*Document transcript data*:
================================

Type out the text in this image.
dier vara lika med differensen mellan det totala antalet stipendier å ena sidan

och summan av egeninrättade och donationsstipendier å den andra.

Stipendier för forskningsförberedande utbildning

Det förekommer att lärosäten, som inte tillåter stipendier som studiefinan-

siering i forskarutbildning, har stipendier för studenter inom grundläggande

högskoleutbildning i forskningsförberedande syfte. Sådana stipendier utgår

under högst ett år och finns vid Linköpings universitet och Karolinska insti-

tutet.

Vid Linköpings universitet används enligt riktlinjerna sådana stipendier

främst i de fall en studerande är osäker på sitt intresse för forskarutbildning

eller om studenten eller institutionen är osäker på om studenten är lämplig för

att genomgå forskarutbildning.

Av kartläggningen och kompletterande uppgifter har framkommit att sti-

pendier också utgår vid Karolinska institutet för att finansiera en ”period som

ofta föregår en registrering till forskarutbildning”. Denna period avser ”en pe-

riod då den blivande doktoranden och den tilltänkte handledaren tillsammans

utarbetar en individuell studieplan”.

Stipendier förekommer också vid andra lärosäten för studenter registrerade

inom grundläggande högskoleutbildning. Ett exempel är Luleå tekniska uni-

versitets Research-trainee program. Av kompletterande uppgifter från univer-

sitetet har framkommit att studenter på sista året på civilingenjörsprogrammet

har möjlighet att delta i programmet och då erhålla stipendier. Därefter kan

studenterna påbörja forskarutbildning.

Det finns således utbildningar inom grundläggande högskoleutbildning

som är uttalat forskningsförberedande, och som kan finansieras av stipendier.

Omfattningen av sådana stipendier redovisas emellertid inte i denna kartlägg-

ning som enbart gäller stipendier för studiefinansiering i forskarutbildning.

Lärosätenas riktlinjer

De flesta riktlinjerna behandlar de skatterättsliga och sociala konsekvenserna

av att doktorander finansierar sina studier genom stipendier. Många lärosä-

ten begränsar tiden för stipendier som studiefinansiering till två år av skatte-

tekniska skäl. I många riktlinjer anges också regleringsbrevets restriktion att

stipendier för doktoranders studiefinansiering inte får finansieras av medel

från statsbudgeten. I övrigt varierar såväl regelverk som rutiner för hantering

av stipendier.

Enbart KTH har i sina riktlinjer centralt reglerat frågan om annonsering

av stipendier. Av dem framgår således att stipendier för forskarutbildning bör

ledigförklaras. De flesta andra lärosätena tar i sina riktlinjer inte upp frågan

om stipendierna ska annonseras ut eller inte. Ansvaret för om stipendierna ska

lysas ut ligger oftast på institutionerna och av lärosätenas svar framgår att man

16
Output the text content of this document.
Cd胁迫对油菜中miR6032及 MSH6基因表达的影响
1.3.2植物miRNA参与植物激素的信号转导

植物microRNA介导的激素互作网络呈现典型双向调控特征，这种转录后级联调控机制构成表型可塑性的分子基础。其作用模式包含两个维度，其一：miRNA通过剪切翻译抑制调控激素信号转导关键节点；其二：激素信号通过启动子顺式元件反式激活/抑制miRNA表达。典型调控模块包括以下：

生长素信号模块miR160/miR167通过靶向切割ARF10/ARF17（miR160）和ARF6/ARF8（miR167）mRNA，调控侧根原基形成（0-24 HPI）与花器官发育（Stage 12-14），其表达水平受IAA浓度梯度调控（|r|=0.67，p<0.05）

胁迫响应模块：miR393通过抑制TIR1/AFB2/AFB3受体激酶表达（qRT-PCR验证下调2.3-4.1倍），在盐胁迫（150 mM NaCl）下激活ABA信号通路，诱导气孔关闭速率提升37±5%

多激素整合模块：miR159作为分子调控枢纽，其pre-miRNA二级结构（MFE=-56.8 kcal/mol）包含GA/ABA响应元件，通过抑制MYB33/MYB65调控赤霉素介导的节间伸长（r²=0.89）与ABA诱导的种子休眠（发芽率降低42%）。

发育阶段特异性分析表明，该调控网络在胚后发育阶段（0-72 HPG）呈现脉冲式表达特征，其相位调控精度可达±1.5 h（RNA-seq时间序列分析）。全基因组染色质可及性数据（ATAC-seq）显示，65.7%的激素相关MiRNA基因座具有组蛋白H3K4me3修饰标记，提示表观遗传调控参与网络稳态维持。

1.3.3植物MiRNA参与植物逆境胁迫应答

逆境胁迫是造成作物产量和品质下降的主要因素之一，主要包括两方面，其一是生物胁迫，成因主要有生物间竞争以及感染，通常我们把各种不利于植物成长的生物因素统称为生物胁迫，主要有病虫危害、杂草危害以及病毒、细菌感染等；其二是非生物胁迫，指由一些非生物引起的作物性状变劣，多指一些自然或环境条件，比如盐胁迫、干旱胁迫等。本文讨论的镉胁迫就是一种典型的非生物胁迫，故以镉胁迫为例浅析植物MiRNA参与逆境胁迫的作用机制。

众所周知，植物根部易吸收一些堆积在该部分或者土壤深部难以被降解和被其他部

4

================================

In the records above, how many lines contain the word "osäker"? Give the number alone.

*Response below*: 2